SET EXERCISE:
Your task is to quote the material that follows, in full and exactly.
▽
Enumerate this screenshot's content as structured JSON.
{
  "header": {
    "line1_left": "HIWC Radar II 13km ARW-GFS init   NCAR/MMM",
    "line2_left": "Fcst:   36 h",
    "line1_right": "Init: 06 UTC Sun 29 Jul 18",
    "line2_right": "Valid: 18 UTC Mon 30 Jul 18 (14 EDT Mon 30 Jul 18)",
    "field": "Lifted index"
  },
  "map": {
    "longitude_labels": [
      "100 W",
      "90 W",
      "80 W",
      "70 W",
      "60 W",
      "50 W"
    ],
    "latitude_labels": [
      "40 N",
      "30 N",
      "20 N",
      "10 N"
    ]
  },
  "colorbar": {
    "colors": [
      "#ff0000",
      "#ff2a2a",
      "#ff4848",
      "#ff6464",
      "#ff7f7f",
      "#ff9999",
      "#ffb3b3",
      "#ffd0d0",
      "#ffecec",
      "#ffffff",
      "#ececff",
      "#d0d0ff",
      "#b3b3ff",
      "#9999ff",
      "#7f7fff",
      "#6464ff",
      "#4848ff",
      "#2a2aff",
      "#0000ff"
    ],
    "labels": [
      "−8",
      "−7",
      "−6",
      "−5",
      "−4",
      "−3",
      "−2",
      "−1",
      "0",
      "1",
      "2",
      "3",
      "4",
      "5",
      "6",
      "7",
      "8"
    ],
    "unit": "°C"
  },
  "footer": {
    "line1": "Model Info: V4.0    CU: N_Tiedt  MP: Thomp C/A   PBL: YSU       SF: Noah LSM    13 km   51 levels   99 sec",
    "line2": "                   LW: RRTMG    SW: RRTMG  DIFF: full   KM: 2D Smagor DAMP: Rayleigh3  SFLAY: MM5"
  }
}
△
EXERCISE ANSWER:
Enumerate this screenshot's content as structured JSON.
{
  "header": {
    "line1_left": "HIWC Radar II 13km ARW-GFS init   NCAR/MMM",
    "line2_left": "Fcst:   36 h",
    "line1_right": "Init: 06 UTC Sun 29 Jul 18",
    "line2_right": "Valid: 18 UTC Mon 30 Jul 18 (14 EDT Mon 30 Jul 18)",
    "field": "Lifted index"
  },
  "map": {
    "longitude_labels": [
      "100 W",
      "90 W",
      "80 W",
      "70 W",
      "60 W",
      "50 W"
    ],
    "latitude_labels": [
      "40 N",
      "30 N",
      "20 N",
      "10 N"
    ]
  },
  "colorbar": {
    "colors": [
      "#ff0000",
      "#ff2a2a",
      "#ff4848",
      "#ff6464",
      "#ff7f7f",
      "#ff9999",
      "#ffb3b3",
      "#ffd0d0",
      "#ffecec",
      "#ffffff",
      "#ececff",
      "#d0d0ff",
      "#b3b3ff",
      "#9999ff",
      "#7f7fff",
      "#6464ff",
      "#4848ff",
      "#2a2aff",
      "#0000ff"
    ],
    "labels": [
      "−8",
      "−7",
      "−6",
      "−5",
      "−4",
      "−3",
      "−2",
      "−1",
      "0",
      "1",
      "2",
      "3",
      "4",
      "5",
      "6",
      "7",
      "8"
    ],
    "unit": "°C"
  },
  "footer": {
    "line1": "Model Info: V4.0    CU: N_Tiedt  MP: Thomp C/A   PBL: YSU       SF: Noah LSM    13 km   51 levels   99 sec",
    "line2": "                   LW: RRTMG    SW: RRTMG  DIFF: full   KM: 2D Smagor DAMP: Rayleigh3  SFLAY: MM5"
  }
}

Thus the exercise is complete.